In the records that follow, show each line where the word "آگهی" is present.

---*---

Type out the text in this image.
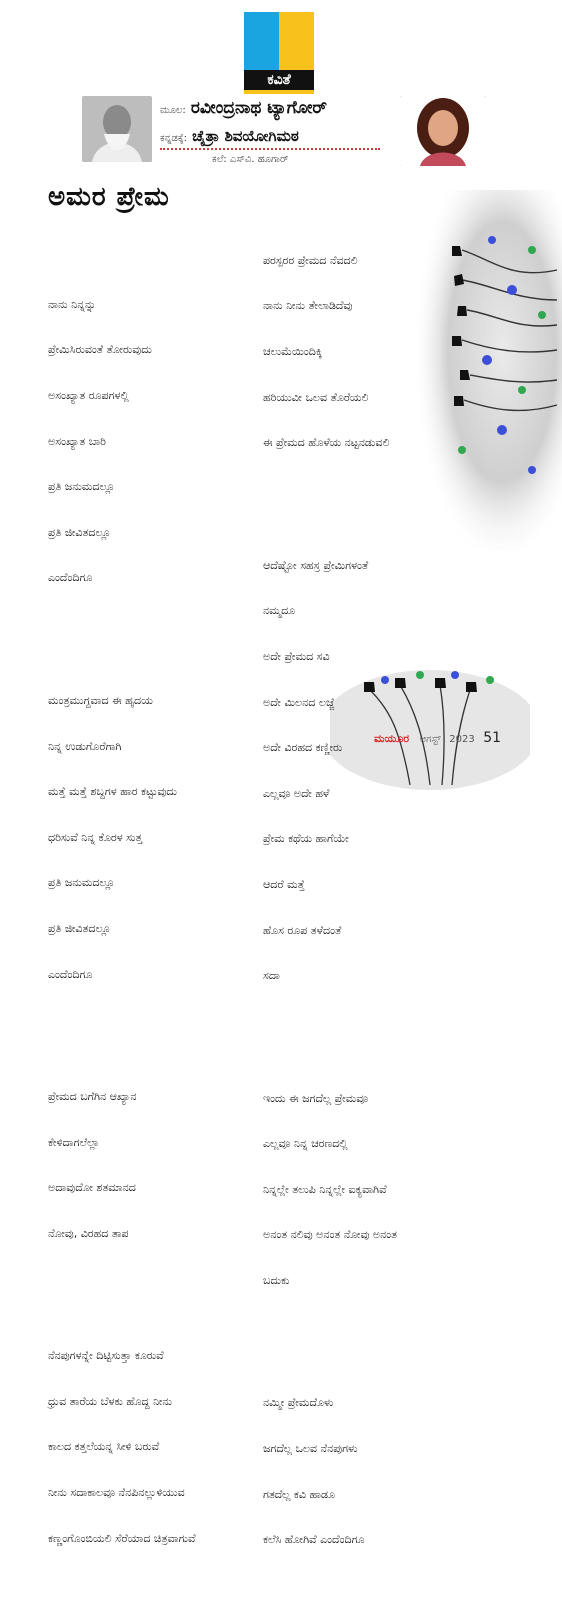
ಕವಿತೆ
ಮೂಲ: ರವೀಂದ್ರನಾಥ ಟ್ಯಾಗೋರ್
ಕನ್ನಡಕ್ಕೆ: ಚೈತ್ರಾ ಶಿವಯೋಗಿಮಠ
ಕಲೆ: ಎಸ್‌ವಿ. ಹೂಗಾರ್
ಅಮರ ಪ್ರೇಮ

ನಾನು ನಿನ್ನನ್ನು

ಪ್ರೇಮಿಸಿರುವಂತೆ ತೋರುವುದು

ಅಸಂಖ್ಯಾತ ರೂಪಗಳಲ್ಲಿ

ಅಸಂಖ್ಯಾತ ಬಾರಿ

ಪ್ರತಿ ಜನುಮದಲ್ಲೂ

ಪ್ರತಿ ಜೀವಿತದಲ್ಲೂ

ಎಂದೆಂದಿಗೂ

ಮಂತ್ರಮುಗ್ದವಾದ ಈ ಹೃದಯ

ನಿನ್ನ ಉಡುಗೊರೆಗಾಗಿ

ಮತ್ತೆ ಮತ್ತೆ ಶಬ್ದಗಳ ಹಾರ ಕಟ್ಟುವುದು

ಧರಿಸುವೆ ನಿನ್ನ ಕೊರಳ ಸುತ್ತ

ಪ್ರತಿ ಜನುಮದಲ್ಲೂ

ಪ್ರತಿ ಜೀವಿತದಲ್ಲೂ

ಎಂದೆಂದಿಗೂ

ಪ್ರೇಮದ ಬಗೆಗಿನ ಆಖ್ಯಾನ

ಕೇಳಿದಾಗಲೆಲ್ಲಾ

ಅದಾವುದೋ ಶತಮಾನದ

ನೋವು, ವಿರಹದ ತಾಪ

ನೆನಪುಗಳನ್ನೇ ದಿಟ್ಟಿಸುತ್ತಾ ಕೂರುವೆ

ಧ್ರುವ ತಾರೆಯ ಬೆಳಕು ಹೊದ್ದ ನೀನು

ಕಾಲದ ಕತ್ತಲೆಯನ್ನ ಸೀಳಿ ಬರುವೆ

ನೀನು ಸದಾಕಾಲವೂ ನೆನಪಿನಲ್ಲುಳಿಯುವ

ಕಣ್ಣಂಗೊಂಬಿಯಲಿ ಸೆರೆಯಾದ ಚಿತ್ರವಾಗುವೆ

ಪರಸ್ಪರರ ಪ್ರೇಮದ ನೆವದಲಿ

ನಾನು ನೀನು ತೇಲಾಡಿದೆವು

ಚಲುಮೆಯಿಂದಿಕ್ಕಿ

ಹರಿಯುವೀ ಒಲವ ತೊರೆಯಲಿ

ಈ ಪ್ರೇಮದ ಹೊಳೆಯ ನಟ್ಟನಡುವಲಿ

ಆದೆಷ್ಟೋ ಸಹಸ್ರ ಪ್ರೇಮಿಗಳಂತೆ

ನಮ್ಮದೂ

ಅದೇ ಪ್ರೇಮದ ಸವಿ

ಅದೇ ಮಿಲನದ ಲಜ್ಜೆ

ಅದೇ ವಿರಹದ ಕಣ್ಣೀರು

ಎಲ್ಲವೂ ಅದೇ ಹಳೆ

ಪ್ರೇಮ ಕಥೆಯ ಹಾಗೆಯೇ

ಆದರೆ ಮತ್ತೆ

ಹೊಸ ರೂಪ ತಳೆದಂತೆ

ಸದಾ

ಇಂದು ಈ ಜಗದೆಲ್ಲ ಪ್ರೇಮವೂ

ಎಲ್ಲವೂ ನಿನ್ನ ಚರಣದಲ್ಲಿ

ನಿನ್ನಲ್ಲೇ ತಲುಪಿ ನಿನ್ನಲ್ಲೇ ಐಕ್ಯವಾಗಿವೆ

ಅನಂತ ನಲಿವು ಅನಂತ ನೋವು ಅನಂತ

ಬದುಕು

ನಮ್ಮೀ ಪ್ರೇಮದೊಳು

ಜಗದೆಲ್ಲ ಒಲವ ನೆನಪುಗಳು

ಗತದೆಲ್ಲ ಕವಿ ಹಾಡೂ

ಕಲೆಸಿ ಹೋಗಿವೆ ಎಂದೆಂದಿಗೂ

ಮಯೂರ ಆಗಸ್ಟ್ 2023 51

---*---

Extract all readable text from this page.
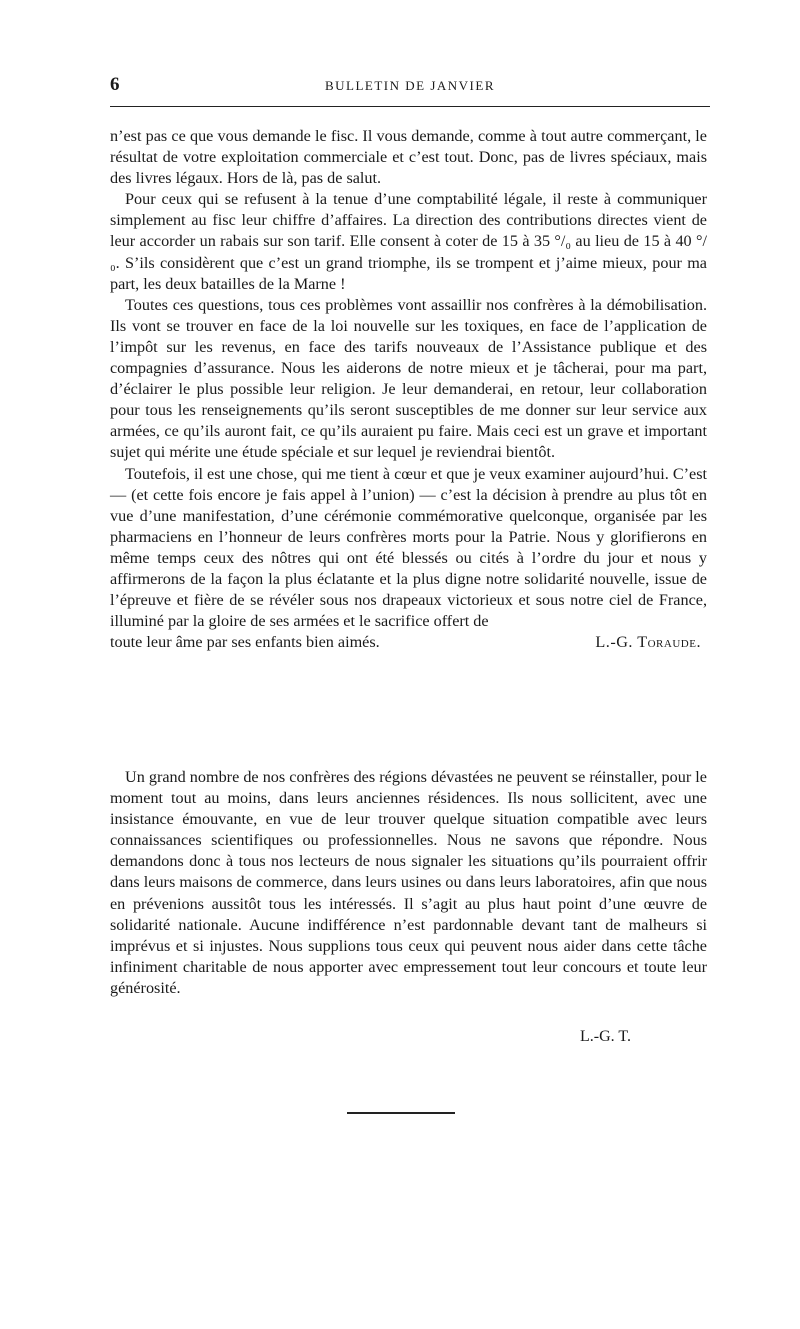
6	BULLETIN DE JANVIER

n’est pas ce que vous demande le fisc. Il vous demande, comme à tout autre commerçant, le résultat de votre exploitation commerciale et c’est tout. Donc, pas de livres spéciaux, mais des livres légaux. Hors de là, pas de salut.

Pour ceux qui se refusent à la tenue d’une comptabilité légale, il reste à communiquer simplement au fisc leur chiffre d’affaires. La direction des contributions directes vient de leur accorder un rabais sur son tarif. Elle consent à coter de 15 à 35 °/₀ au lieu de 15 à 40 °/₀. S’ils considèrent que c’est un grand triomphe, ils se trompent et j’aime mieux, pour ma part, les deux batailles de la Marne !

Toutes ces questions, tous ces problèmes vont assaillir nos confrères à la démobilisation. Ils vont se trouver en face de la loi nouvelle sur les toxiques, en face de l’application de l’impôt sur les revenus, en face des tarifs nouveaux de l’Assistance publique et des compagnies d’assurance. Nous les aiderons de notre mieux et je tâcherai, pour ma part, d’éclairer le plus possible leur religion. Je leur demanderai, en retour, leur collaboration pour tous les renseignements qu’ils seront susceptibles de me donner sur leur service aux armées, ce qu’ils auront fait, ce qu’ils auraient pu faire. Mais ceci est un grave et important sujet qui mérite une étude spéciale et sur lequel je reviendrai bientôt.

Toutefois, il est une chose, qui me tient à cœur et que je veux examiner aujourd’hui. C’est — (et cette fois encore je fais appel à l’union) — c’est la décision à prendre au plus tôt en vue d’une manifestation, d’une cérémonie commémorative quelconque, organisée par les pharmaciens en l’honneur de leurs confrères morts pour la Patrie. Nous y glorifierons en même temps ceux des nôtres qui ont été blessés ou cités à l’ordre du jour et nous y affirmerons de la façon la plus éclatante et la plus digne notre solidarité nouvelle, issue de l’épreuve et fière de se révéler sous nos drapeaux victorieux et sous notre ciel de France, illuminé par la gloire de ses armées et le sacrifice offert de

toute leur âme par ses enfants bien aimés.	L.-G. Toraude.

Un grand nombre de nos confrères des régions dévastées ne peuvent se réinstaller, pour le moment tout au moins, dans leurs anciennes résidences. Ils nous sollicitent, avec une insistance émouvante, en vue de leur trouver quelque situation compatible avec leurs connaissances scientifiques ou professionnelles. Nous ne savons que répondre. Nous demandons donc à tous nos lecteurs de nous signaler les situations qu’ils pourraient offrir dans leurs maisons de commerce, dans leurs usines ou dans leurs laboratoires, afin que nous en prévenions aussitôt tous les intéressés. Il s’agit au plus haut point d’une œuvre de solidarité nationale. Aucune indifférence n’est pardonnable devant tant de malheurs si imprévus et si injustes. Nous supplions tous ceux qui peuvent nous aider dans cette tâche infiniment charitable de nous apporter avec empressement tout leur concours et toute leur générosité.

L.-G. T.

---*---

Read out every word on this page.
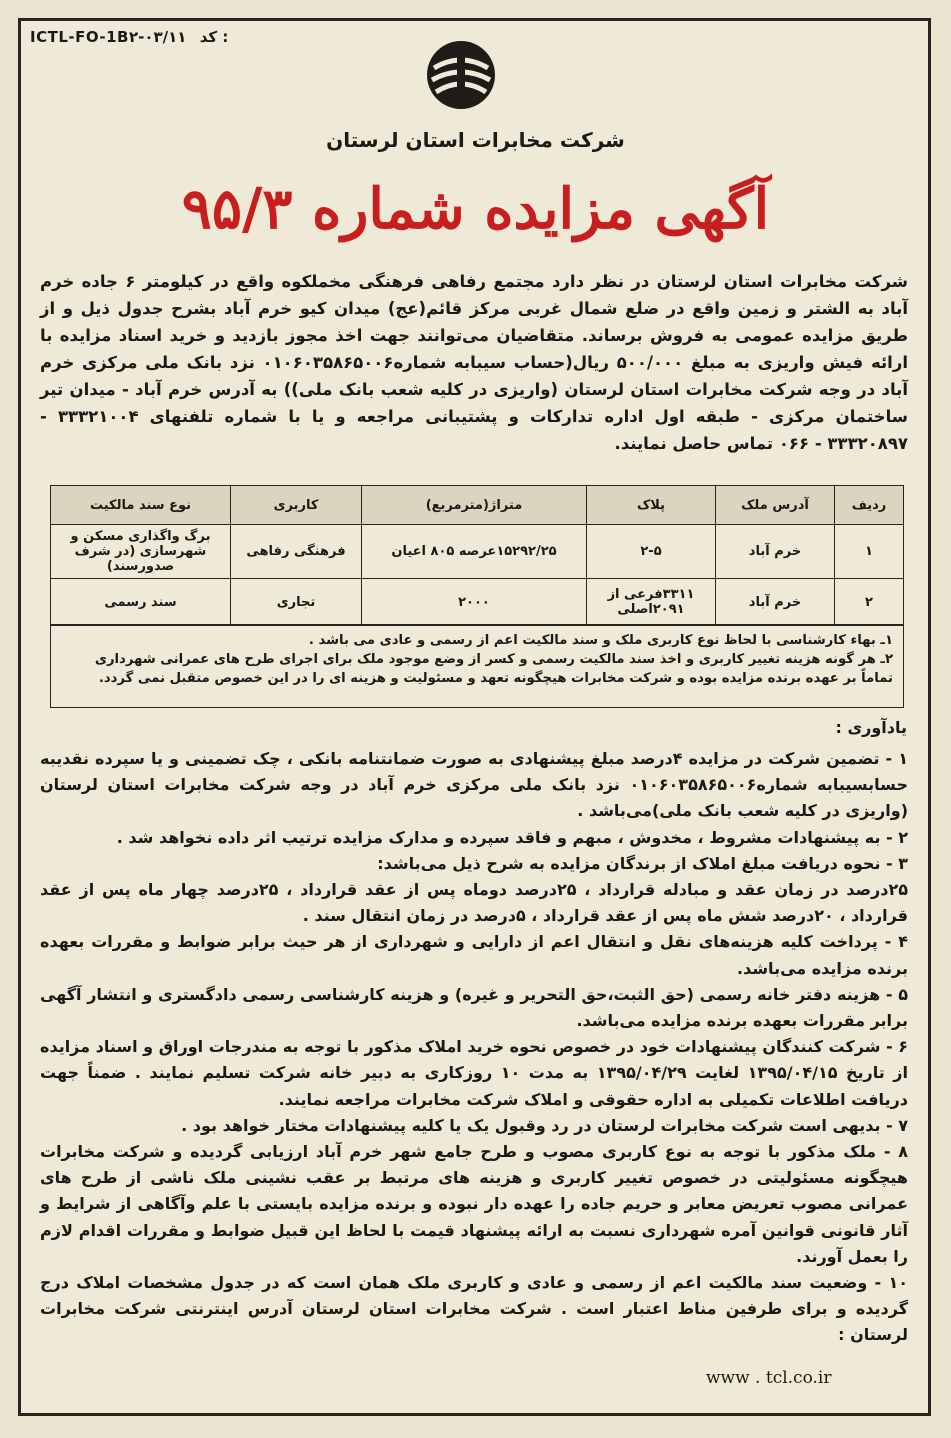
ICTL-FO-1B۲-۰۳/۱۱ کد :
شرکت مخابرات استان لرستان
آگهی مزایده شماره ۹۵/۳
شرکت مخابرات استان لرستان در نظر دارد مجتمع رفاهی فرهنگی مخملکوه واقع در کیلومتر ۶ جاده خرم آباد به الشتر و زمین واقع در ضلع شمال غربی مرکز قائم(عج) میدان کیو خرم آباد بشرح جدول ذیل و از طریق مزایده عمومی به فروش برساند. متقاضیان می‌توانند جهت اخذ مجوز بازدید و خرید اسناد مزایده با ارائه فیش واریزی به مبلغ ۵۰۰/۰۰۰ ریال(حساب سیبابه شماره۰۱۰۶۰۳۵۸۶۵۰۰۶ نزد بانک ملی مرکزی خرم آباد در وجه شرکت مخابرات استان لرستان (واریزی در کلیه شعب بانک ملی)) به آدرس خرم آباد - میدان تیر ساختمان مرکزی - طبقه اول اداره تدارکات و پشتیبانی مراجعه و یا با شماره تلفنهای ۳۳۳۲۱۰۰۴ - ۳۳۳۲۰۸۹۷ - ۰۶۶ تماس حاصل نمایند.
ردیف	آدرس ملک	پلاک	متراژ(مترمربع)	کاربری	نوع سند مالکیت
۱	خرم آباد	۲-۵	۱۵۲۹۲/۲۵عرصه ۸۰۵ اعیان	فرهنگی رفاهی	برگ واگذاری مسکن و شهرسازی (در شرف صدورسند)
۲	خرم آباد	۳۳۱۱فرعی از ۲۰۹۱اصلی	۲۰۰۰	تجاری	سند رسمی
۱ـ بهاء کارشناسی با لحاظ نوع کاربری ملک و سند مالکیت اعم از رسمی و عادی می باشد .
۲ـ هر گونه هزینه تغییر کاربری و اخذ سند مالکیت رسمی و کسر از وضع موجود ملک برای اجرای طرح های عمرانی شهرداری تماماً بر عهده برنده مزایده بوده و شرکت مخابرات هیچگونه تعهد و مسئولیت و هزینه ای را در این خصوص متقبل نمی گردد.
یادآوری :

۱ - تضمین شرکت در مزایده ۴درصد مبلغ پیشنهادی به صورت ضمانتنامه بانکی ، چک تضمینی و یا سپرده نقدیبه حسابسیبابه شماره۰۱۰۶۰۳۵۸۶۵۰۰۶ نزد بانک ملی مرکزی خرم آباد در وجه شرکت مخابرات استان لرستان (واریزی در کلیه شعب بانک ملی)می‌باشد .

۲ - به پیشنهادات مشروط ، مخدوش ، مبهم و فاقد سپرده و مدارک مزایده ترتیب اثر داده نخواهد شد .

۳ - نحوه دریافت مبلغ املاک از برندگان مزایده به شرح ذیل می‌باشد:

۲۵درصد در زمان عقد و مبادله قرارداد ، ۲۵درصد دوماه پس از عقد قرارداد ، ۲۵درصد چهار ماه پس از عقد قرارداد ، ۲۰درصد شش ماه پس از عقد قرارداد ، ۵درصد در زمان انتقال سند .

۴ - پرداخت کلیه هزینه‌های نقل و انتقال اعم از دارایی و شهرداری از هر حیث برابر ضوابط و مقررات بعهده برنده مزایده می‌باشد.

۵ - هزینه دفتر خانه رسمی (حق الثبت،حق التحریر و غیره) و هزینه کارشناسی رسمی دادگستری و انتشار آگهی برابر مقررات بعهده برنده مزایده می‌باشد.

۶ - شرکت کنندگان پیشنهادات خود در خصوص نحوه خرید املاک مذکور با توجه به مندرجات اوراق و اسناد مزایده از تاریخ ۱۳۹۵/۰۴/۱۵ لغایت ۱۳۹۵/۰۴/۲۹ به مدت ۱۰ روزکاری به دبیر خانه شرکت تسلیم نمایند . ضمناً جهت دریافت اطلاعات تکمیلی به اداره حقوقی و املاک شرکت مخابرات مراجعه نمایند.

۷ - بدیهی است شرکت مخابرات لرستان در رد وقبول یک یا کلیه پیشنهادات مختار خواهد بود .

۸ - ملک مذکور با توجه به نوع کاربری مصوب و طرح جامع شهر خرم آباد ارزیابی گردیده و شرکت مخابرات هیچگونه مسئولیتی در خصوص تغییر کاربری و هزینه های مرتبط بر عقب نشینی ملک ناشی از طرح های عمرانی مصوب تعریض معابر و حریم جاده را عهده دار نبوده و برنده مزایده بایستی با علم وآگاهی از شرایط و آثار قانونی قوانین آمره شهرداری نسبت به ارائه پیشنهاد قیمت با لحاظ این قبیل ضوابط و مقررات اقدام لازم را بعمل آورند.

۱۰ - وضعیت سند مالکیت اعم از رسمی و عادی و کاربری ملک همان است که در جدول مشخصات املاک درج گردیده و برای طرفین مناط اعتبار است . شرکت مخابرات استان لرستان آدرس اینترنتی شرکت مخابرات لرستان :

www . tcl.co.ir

---*---

▶ _THE RESPONSE_
آگهی مزایده شماره ۹۵/۳
۵ - هزینه دفتر خانه رسمی (حق الثبت،حق التحریر و غیره) و هزینه کارشناسی رسمی دادگستری و انتشار آگهی برابر مقررات بعهده برنده مزایده می‌باشد.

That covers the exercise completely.